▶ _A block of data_
<<<<

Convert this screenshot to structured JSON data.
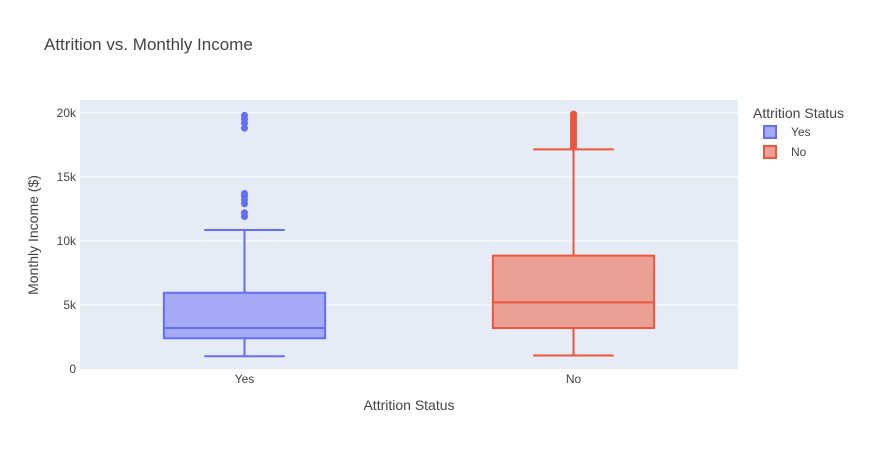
{
  "chart_data": {
    "type": "box",
    "title": "Attrition vs. Monthly Income",
    "xlabel": "Attrition Status",
    "ylabel": "Monthly Income ($)",
    "ylim": [
      0,
      21000
    ],
    "yticks": [
      {
        "value": 0,
        "label": "0"
      },
      {
        "value": 5000,
        "label": "5k"
      },
      {
        "value": 10000,
        "label": "10k"
      },
      {
        "value": 15000,
        "label": "15k"
      },
      {
        "value": 20000,
        "label": "20k"
      }
    ],
    "categories": [
      "Yes",
      "No"
    ],
    "legend": {
      "title": "Attrition Status",
      "placement": "top-right"
    },
    "grid": true,
    "series": [
      {
        "name": "Yes",
        "category": "Yes",
        "color": "#636efa",
        "fill": "#a5a9f6",
        "min": 1000,
        "q1": 2400,
        "median": 3200,
        "q3": 5950,
        "max": 10850,
        "outliers": [
          11900,
          12200,
          12900,
          13200,
          13500,
          13700,
          18800,
          19200,
          19500,
          19800
        ]
      },
      {
        "name": "No",
        "category": "No",
        "color": "#ef553b",
        "fill": "#eba095",
        "min": 1050,
        "q1": 3200,
        "median": 5200,
        "q3": 8850,
        "max": 17150,
        "outliers": [
          17300,
          17500,
          17700,
          17900,
          18100,
          18300,
          18500,
          18700,
          18900,
          19100,
          19300,
          19500,
          19700,
          19900
        ]
      }
    ]
  }
}
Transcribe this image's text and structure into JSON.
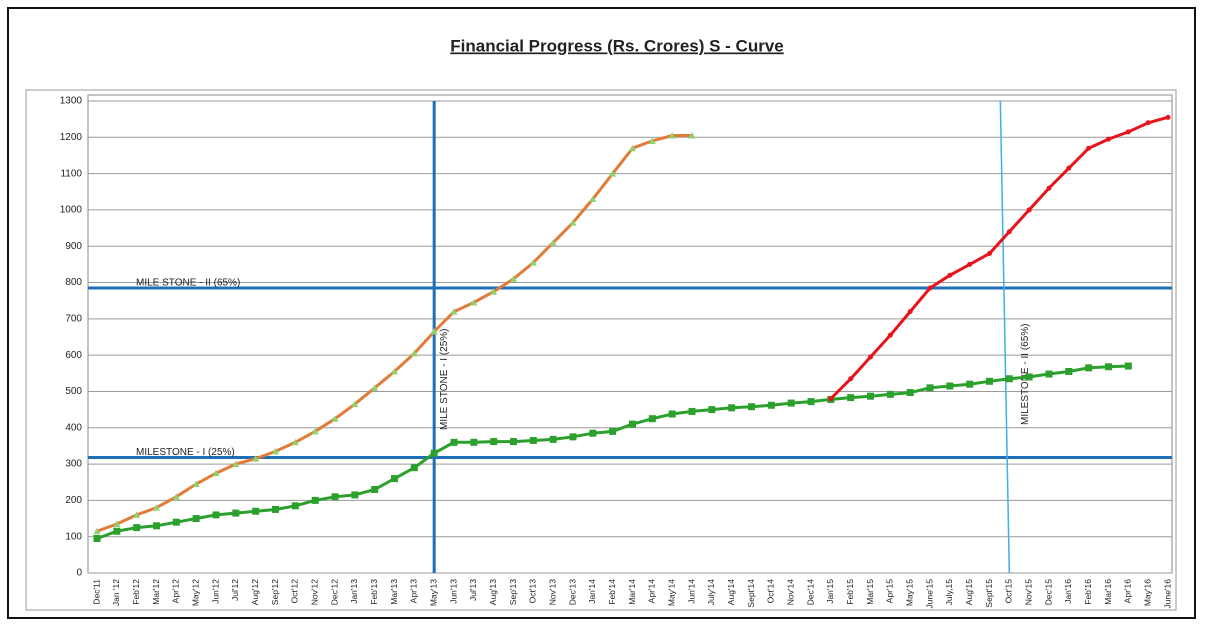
{
  "chart_data": {
    "type": "line",
    "title": "Financial Progress (Rs. Crores) S - Curve",
    "categories": [
      "Dec'11",
      "Jan '12",
      "Feb'12",
      "Mar'12",
      "Apr'12",
      "May'12",
      "Jun'12",
      "Jul'12",
      "Aug'12",
      "Sep'12",
      "Oct'12",
      "Nov'12",
      "Dec'12",
      "Jan'13",
      "Feb'13",
      "Mar'13",
      "Apr'13",
      "May'13",
      "Jun'13",
      "Jul'13",
      "Aug'13",
      "Sep'13",
      "Oct'13",
      "Nov'13",
      "Dec'13",
      "Jan'14",
      "Feb'14",
      "Mar'14",
      "Apr'14",
      "May'14",
      "Jun'14",
      "July'14",
      "Aug'14",
      "Sept'14",
      "Oct'14",
      "Nov'14",
      "Dec'14",
      "Jan'15",
      "Feb'15",
      "Mar'15",
      "Apr'15",
      "May'15",
      "June'15",
      "July,15",
      "Aug'15",
      "Sept'15",
      "Oct'15",
      "Nov'15",
      "Dec'15",
      "Jan'16",
      "Feb'16",
      "Mar'16",
      "Apr'16",
      "May'16",
      "June'16"
    ],
    "series": [
      {
        "color": "#e07b39",
        "marker_color": "#8fd16a",
        "marker": "triangle",
        "values": [
          115,
          135,
          160,
          180,
          210,
          245,
          275,
          300,
          315,
          335,
          360,
          390,
          425,
          465,
          510,
          555,
          605,
          665,
          720,
          745,
          775,
          810,
          855,
          910,
          965,
          1030,
          1100,
          1170,
          1190,
          1205,
          1205,
          null,
          null,
          null,
          null,
          null,
          null,
          null,
          null,
          null,
          null,
          null,
          null,
          null,
          null,
          null,
          null,
          null,
          null,
          null,
          null,
          null,
          null,
          null,
          null
        ]
      },
      {
        "color": "#2ca02c",
        "marker_color": "#2ca02c",
        "marker": "square",
        "values": [
          95,
          115,
          125,
          130,
          140,
          150,
          160,
          165,
          170,
          175,
          185,
          200,
          210,
          215,
          230,
          260,
          290,
          330,
          360,
          360,
          362,
          362,
          365,
          368,
          375,
          385,
          390,
          410,
          425,
          438,
          445,
          450,
          455,
          458,
          462,
          468,
          472,
          478,
          483,
          487,
          492,
          497,
          510,
          515,
          520,
          528,
          535,
          540,
          548,
          555,
          565,
          568,
          570,
          null,
          null
        ]
      },
      {
        "color": "#e8141c",
        "marker_color": "#e8141c",
        "marker": "dot",
        "values": [
          null,
          null,
          null,
          null,
          null,
          null,
          null,
          null,
          null,
          null,
          null,
          null,
          null,
          null,
          null,
          null,
          null,
          null,
          null,
          null,
          null,
          null,
          null,
          null,
          null,
          null,
          null,
          null,
          null,
          null,
          null,
          null,
          null,
          null,
          null,
          null,
          null,
          480,
          535,
          595,
          655,
          720,
          785,
          820,
          850,
          880,
          940,
          1000,
          1060,
          1115,
          1170,
          1195,
          1215,
          1240,
          1255
        ]
      }
    ],
    "ylim": [
      0,
      1300
    ],
    "yticks": [
      0,
      100,
      200,
      300,
      400,
      500,
      600,
      700,
      800,
      900,
      1000,
      1100,
      1200,
      1300
    ],
    "grid": true,
    "hlines": [
      {
        "text": "MILE STONE - II (65%)",
        "y": 785,
        "color": "#1f6fb8"
      },
      {
        "text": "MILESTONE - I (25%)",
        "y": 318,
        "color": "#1f6fb8"
      }
    ],
    "vlines": [
      {
        "text": "MILE STONE - I (25%)",
        "x": "May'13",
        "color": "#1f6fb8"
      },
      {
        "text": "MILESTONE - II (65%)",
        "x": "Oct'15",
        "color": "#3fb0e8"
      }
    ]
  }
}
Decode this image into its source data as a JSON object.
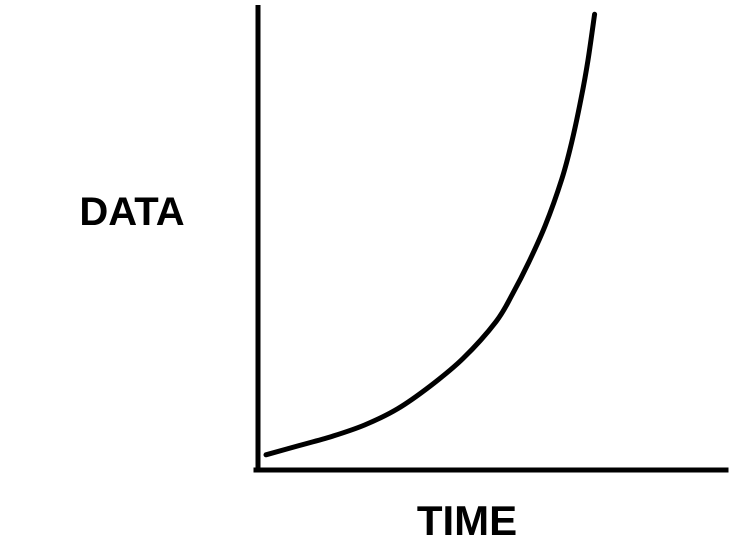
{
  "chart_data": {
    "type": "line",
    "title": "",
    "xlabel": "TIME",
    "ylabel": "DATA",
    "grid": false,
    "legend": false,
    "ticks": false,
    "series": [
      {
        "x": [
          0,
          0.1,
          0.2,
          0.3,
          0.4,
          0.5,
          0.6,
          0.7,
          0.75,
          0.8,
          0.85,
          0.9,
          0.93,
          0.96,
          0.98,
          1.0
        ],
        "y": [
          0.02,
          0.04,
          0.06,
          0.085,
          0.12,
          0.17,
          0.23,
          0.31,
          0.37,
          0.44,
          0.52,
          0.62,
          0.7,
          0.8,
          0.88,
          0.98
        ]
      }
    ],
    "xlim": [
      0,
      1.4
    ],
    "ylim": [
      0,
      1
    ],
    "colors": {
      "line": "#000000",
      "axis": "#000000",
      "background": "#ffffff"
    }
  }
}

>>>>

▶ _Task brief_
Pictures excluded, quote all the data above exactly.

▶ _Written solution_
Convert this screenshot to structured JSON data.
{
  "chart_data": {
    "type": "box",
    "title": "Attrition vs. Monthly Income",
    "xlabel": "Attrition Status",
    "ylabel": "Monthly Income ($)",
    "ylim": [
      0,
      21000
    ],
    "yticks": [
      {
        "value": 0,
        "label": "0"
      },
      {
        "value": 5000,
        "label": "5k"
      },
      {
        "value": 10000,
        "label": "10k"
      },
      {
        "value": 15000,
        "label": "15k"
      },
      {
        "value": 20000,
        "label": "20k"
      }
    ],
    "categories": [
      "Yes",
      "No"
    ],
    "legend": {
      "title": "Attrition Status",
      "placement": "top-right"
    },
    "grid": true,
    "series": [
      {
        "name": "Yes",
        "category": "Yes",
        "color": "#636efa",
        "fill": "#a5a9f6",
        "min": 1000,
        "q1": 2400,
        "median": 3200,
        "q3": 5950,
        "max": 10850,
        "outliers": [
          11900,
          12200,
          12900,
          13200,
          13500,
          13700,
          18800,
          19200,
          19500,
          19800
        ]
      },
      {
        "name": "No",
        "category": "No",
        "color": "#ef553b",
        "fill": "#eba095",
        "min": 1050,
        "q1": 3200,
        "median": 5200,
        "q3": 8850,
        "max": 17150,
        "outliers": [
          17300,
          17500,
          17700,
          17900,
          18100,
          18300,
          18500,
          18700,
          18900,
          19100,
          19300,
          19500,
          19700,
          19900
        ]
      }
    ]
  }
}
Transcribe this image's text and structure into JSON.
{
  "chart_data": {
    "type": "line",
    "title": "Financial Progress (Rs. Crores) S - Curve",
    "categories": [
      "Dec'11",
      "Jan '12",
      "Feb'12",
      "Mar'12",
      "Apr'12",
      "May'12",
      "Jun'12",
      "Jul'12",
      "Aug'12",
      "Sep'12",
      "Oct'12",
      "Nov'12",
      "Dec'12",
      "Jan'13",
      "Feb'13",
      "Mar'13",
      "Apr'13",
      "May'13",
      "Jun'13",
      "Jul'13",
      "Aug'13",
      "Sep'13",
      "Oct'13",
      "Nov'13",
      "Dec'13",
      "Jan'14",
      "Feb'14",
      "Mar'14",
      "Apr'14",
      "May'14",
      "Jun'14",
      "July'14",
      "Aug'14",
      "Sept'14",
      "Oct'14",
      "Nov'14",
      "Dec'14",
      "Jan'15",
      "Feb'15",
      "Mar'15",
      "Apr'15",
      "May'15",
      "June'15",
      "July,15",
      "Aug'15",
      "Sept'15",
      "Oct'15",
      "Nov'15",
      "Dec'15",
      "Jan'16",
      "Feb'16",
      "Mar'16",
      "Apr'16",
      "May'16",
      "June'16"
    ],
    "series": [
      {
        "color": "#e07b39",
        "marker_color": "#8fd16a",
        "marker": "triangle",
        "values": [
          115,
          135,
          160,
          180,
          210,
          245,
          275,
          300,
          315,
          335,
          360,
          390,
          425,
          465,
          510,
          555,
          605,
          665,
          720,
          745,
          775,
          810,
          855,
          910,
          965,
          1030,
          1100,
          1170,
          1190,
          1205,
          1205,
          null,
          null,
          null,
          null,
          null,
          null,
          null,
          null,
          null,
          null,
          null,
          null,
          null,
          null,
          null,
          null,
          null,
          null,
          null,
          null,
          null,
          null,
          null,
          null
        ]
      },
      {
        "color": "#2ca02c",
        "marker_color": "#2ca02c",
        "marker": "square",
        "values": [
          95,
          115,
          125,
          130,
          140,
          150,
          160,
          165,
          170,
          175,
          185,
          200,
          210,
          215,
          230,
          260,
          290,
          330,
          360,
          360,
          362,
          362,
          365,
          368,
          375,
          385,
          390,
          410,
          425,
          438,
          445,
          450,
          455,
          458,
          462,
          468,
          472,
          478,
          483,
          487,
          492,
          497,
          510,
          515,
          520,
          528,
          535,
          540,
          548,
          555,
          565,
          568,
          570,
          null,
          null
        ]
      },
      {
        "color": "#e8141c",
        "marker_color": "#e8141c",
        "marker": "dot",
        "values": [
          null,
          null,
          null,
          null,
          null,
          null,
          null,
          null,
          null,
          null,
          null,
          null,
          null,
          null,
          null,
          null,
          null,
          null,
          null,
          null,
          null,
          null,
          null,
          null,
          null,
          null,
          null,
          null,
          null,
          null,
          null,
          null,
          null,
          null,
          null,
          null,
          null,
          480,
          535,
          595,
          655,
          720,
          785,
          820,
          850,
          880,
          940,
          1000,
          1060,
          1115,
          1170,
          1195,
          1215,
          1240,
          1255
        ]
      }
    ],
    "ylim": [
      0,
      1300
    ],
    "yticks": [
      0,
      100,
      200,
      300,
      400,
      500,
      600,
      700,
      800,
      900,
      1000,
      1100,
      1200,
      1300
    ],
    "grid": true,
    "hlines": [
      {
        "text": "MILE STONE - II (65%)",
        "y": 785,
        "color": "#1f6fb8"
      },
      {
        "text": "MILESTONE - I (25%)",
        "y": 318,
        "color": "#1f6fb8"
      }
    ],
    "vlines": [
      {
        "text": "MILE STONE - I (25%)",
        "x": "May'13",
        "color": "#1f6fb8"
      },
      {
        "text": "MILESTONE - II (65%)",
        "x": "Oct'15",
        "color": "#3fb0e8"
      }
    ]
  }
}
Decode this image into its source data as a JSON object.
{
  "chart_data": {
    "type": "line",
    "title": "",
    "xlabel": "TIME",
    "ylabel": "DATA",
    "grid": false,
    "legend": false,
    "ticks": false,
    "series": [
      {
        "x": [
          0,
          0.1,
          0.2,
          0.3,
          0.4,
          0.5,
          0.6,
          0.7,
          0.75,
          0.8,
          0.85,
          0.9,
          0.93,
          0.96,
          0.98,
          1.0
        ],
        "y": [
          0.02,
          0.04,
          0.06,
          0.085,
          0.12,
          0.17,
          0.23,
          0.31,
          0.37,
          0.44,
          0.52,
          0.62,
          0.7,
          0.8,
          0.88,
          0.98
        ]
      }
    ],
    "xlim": [
      0,
      1.4
    ],
    "ylim": [
      0,
      1
    ],
    "colors": {
      "line": "#000000",
      "axis": "#000000",
      "background": "#ffffff"
    }
  }
}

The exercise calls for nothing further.